■ **Records shown**

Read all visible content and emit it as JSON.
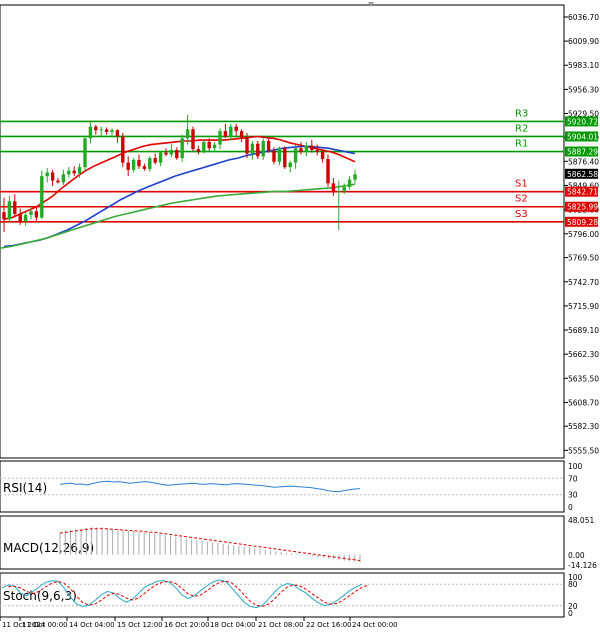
{
  "chart_data": {
    "type": "candlestick",
    "price_axis": {
      "ylim": [
        5547,
        6050
      ],
      "ticks": [
        "6036.70",
        "6009.90",
        "5983.10",
        "5956.30",
        "5929.50",
        "5902.70",
        "5876.40",
        "5849.60",
        "5822.80",
        "5796.00",
        "5769.50",
        "5742.70",
        "5715.90",
        "5689.10",
        "5662.30",
        "5635.50",
        "5608.70",
        "5582.30",
        "5555.50"
      ]
    },
    "levels": [
      {
        "name": "R3",
        "value": 5920.72,
        "label": "5920.72",
        "color": "#009900"
      },
      {
        "name": "R2",
        "value": 5904.01,
        "label": "5904.01",
        "color": "#009900"
      },
      {
        "name": "R1",
        "value": 5887.29,
        "label": "5887.29",
        "color": "#009900"
      },
      {
        "name": "S1",
        "value": 5842.71,
        "label": "5842.71",
        "color": "#e00000"
      },
      {
        "name": "S2",
        "value": 5825.99,
        "label": "5825.99",
        "color": "#e00000"
      },
      {
        "name": "S3",
        "value": 5809.28,
        "label": "5809.28",
        "color": "#e00000"
      }
    ],
    "current_price": {
      "value": 5862.58,
      "label": "5862.58"
    },
    "x_labels": [
      "11 Oct 2024",
      "11 Oct 00:00",
      "14 Oct 04:00",
      "15 Oct 12:00",
      "16 Oct 20:00",
      "18 Oct 04:00",
      "21 Oct 08:00",
      "22 Oct 16:00",
      "24 Oct 00:00"
    ],
    "candles": [
      [
        5820,
        5836,
        5798,
        5812
      ],
      [
        5812,
        5838,
        5808,
        5832
      ],
      [
        5832,
        5840,
        5816,
        5818
      ],
      [
        5818,
        5824,
        5806,
        5810
      ],
      [
        5810,
        5820,
        5805,
        5817
      ],
      [
        5817,
        5826,
        5812,
        5821
      ],
      [
        5821,
        5827,
        5810,
        5814
      ],
      [
        5814,
        5866,
        5812,
        5860
      ],
      [
        5860,
        5869,
        5853,
        5864
      ],
      [
        5864,
        5867,
        5849,
        5855
      ],
      [
        5855,
        5858,
        5852,
        5853
      ],
      [
        5853,
        5867,
        5850,
        5862
      ],
      [
        5862,
        5870,
        5858,
        5866
      ],
      [
        5866,
        5871,
        5860,
        5863
      ],
      [
        5863,
        5874,
        5858,
        5870
      ],
      [
        5870,
        5905,
        5866,
        5902
      ],
      [
        5902,
        5922,
        5896,
        5915
      ],
      [
        5915,
        5917,
        5906,
        5911
      ],
      [
        5911,
        5915,
        5904,
        5912
      ],
      [
        5912,
        5914,
        5906,
        5909
      ],
      [
        5909,
        5913,
        5903,
        5911
      ],
      [
        5911,
        5912,
        5897,
        5904
      ],
      [
        5904,
        5908,
        5870,
        5875
      ],
      [
        5875,
        5882,
        5860,
        5867
      ],
      [
        5867,
        5880,
        5864,
        5878
      ],
      [
        5878,
        5884,
        5868,
        5871
      ],
      [
        5871,
        5874,
        5866,
        5868
      ],
      [
        5868,
        5882,
        5865,
        5880
      ],
      [
        5880,
        5885,
        5873,
        5875
      ],
      [
        5875,
        5888,
        5871,
        5886
      ],
      [
        5886,
        5891,
        5882,
        5884
      ],
      [
        5884,
        5896,
        5881,
        5889
      ],
      [
        5889,
        5892,
        5878,
        5880
      ],
      [
        5880,
        5906,
        5876,
        5902
      ],
      [
        5902,
        5928,
        5895,
        5912
      ],
      [
        5912,
        5915,
        5888,
        5890
      ],
      [
        5890,
        5894,
        5884,
        5887
      ],
      [
        5887,
        5900,
        5885,
        5898
      ],
      [
        5898,
        5902,
        5888,
        5891
      ],
      [
        5891,
        5898,
        5887,
        5895
      ],
      [
        5895,
        5913,
        5890,
        5910
      ],
      [
        5910,
        5918,
        5902,
        5904
      ],
      [
        5904,
        5918,
        5900,
        5915
      ],
      [
        5915,
        5918,
        5905,
        5910
      ],
      [
        5910,
        5912,
        5898,
        5903
      ],
      [
        5903,
        5908,
        5880,
        5885
      ],
      [
        5885,
        5899,
        5878,
        5896
      ],
      [
        5896,
        5899,
        5879,
        5882
      ],
      [
        5882,
        5902,
        5878,
        5899
      ],
      [
        5899,
        5903,
        5886,
        5888
      ],
      [
        5888,
        5892,
        5873,
        5876
      ],
      [
        5876,
        5893,
        5872,
        5891
      ],
      [
        5891,
        5893,
        5868,
        5870
      ],
      [
        5870,
        5877,
        5864,
        5875
      ],
      [
        5875,
        5895,
        5868,
        5891
      ],
      [
        5891,
        5898,
        5884,
        5887
      ],
      [
        5887,
        5898,
        5882,
        5894
      ],
      [
        5894,
        5900,
        5886,
        5889
      ],
      [
        5889,
        5895,
        5883,
        5887
      ],
      [
        5887,
        5890,
        5875,
        5879
      ],
      [
        5879,
        5884,
        5848,
        5852
      ],
      [
        5852,
        5858,
        5838,
        5842
      ],
      [
        5842,
        5855,
        5800,
        5843
      ],
      [
        5843,
        5852,
        5840,
        5848
      ],
      [
        5848,
        5860,
        5845,
        5856
      ],
      [
        5856,
        5867,
        5852,
        5862
      ]
    ],
    "indicators": {
      "rsi": {
        "title": "RSI(14)",
        "ticks": [
          "100",
          "70",
          "30",
          "0"
        ],
        "ylim": [
          0,
          100
        ],
        "values": [
          55,
          57,
          58,
          55,
          56,
          54,
          57,
          60,
          62,
          63,
          61,
          62,
          60,
          58,
          59,
          61,
          62,
          60,
          58,
          55,
          53,
          54,
          55,
          56,
          57,
          58,
          56,
          55,
          57,
          56,
          55,
          54,
          56,
          57,
          56,
          55,
          54,
          53,
          52,
          50,
          48,
          49,
          50,
          51,
          50,
          49,
          48,
          47,
          45,
          43,
          40,
          38,
          37,
          40,
          42,
          44,
          45
        ]
      },
      "macd": {
        "title": "MACD(12,26,9)",
        "ticks": [
          "48.051",
          "0.00",
          "-14.126"
        ],
        "ylim": [
          -14.126,
          48.051
        ],
        "histogram": [
          31,
          33,
          34,
          35,
          36,
          37,
          38,
          38,
          38,
          37,
          36,
          35,
          34,
          33,
          33,
          32,
          31,
          30,
          29,
          28,
          27,
          26,
          25,
          24,
          22,
          21,
          20,
          19,
          18,
          17,
          16,
          15,
          14,
          13,
          12,
          11,
          10,
          9,
          8,
          7,
          6,
          5,
          4,
          3,
          2,
          1,
          0,
          -1,
          -2,
          -3,
          -4,
          -5,
          -6,
          -7,
          -8,
          -9,
          -10,
          -11
        ],
        "signal": [
          30,
          31,
          32,
          33,
          34,
          35,
          36,
          36,
          36,
          36,
          35,
          35,
          34,
          34,
          33,
          33,
          32,
          31,
          31,
          30,
          29,
          28,
          27,
          26,
          25,
          24,
          23,
          22,
          21,
          20,
          19,
          18,
          17,
          16,
          15,
          14,
          13,
          12,
          11,
          10,
          9,
          8,
          7,
          6,
          5,
          4,
          3,
          2,
          1,
          0,
          -1,
          -2,
          -3,
          -4,
          -5,
          -6,
          -7,
          -8
        ]
      },
      "stoch": {
        "title": "Stoch(9,6,3)",
        "ticks": [
          "100",
          "80",
          "20",
          "0"
        ],
        "ylim": [
          0,
          100
        ],
        "k": [
          70,
          78,
          75,
          55,
          48,
          60,
          72,
          85,
          90,
          88,
          70,
          45,
          25,
          18,
          22,
          35,
          50,
          60,
          55,
          40,
          30,
          38,
          55,
          72,
          80,
          88,
          90,
          85,
          70,
          50,
          40,
          48,
          62,
          75,
          86,
          92,
          88,
          70,
          50,
          30,
          18,
          15,
          22,
          40,
          60,
          75,
          82,
          78,
          65,
          55,
          40,
          28,
          20,
          25,
          35,
          48,
          62,
          72,
          80
        ]
      }
    },
    "moving_averages": [
      {
        "color": "#e00000",
        "values": [
          5812,
          5814,
          5818,
          5822,
          5826,
          5832,
          5838,
          5846,
          5853,
          5860,
          5866,
          5871,
          5875,
          5879,
          5883,
          5887,
          5890,
          5893,
          5895,
          5896,
          5897,
          5898,
          5899,
          5899,
          5900,
          5900,
          5900,
          5900,
          5901,
          5902,
          5903,
          5904,
          5903,
          5902,
          5900,
          5897,
          5895,
          5893,
          5891,
          5889,
          5887,
          5884,
          5880,
          5876
        ]
      },
      {
        "color": "#1f3fd0",
        "values": [
          5782,
          5783,
          5785,
          5787,
          5789,
          5792,
          5796,
          5800,
          5805,
          5810,
          5816,
          5822,
          5828,
          5834,
          5839,
          5844,
          5848,
          5852,
          5856,
          5860,
          5863,
          5866,
          5869,
          5872,
          5875,
          5878,
          5880,
          5883,
          5885,
          5887,
          5889,
          5891,
          5892,
          5893,
          5893,
          5892,
          5891,
          5889,
          5887,
          5885
        ]
      },
      {
        "color": "#3aaa3a",
        "values": [
          5780,
          5782,
          5785,
          5788,
          5791,
          5795,
          5799,
          5803,
          5807,
          5811,
          5815,
          5818,
          5821,
          5824,
          5827,
          5830,
          5832,
          5834,
          5836,
          5838,
          5839,
          5840,
          5841,
          5842,
          5843,
          5843,
          5844,
          5845,
          5846,
          5847,
          5849,
          5851
        ]
      }
    ]
  }
}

■ **Problem requirements**
Pull every line containing the word "name" out of the material and copy it.

■ **Response for this exercise**
        "name": "R3",
        "name": "R2",
        "name": "R1",
        "name": "S1",
        "name": "S2",
        "name": "S3",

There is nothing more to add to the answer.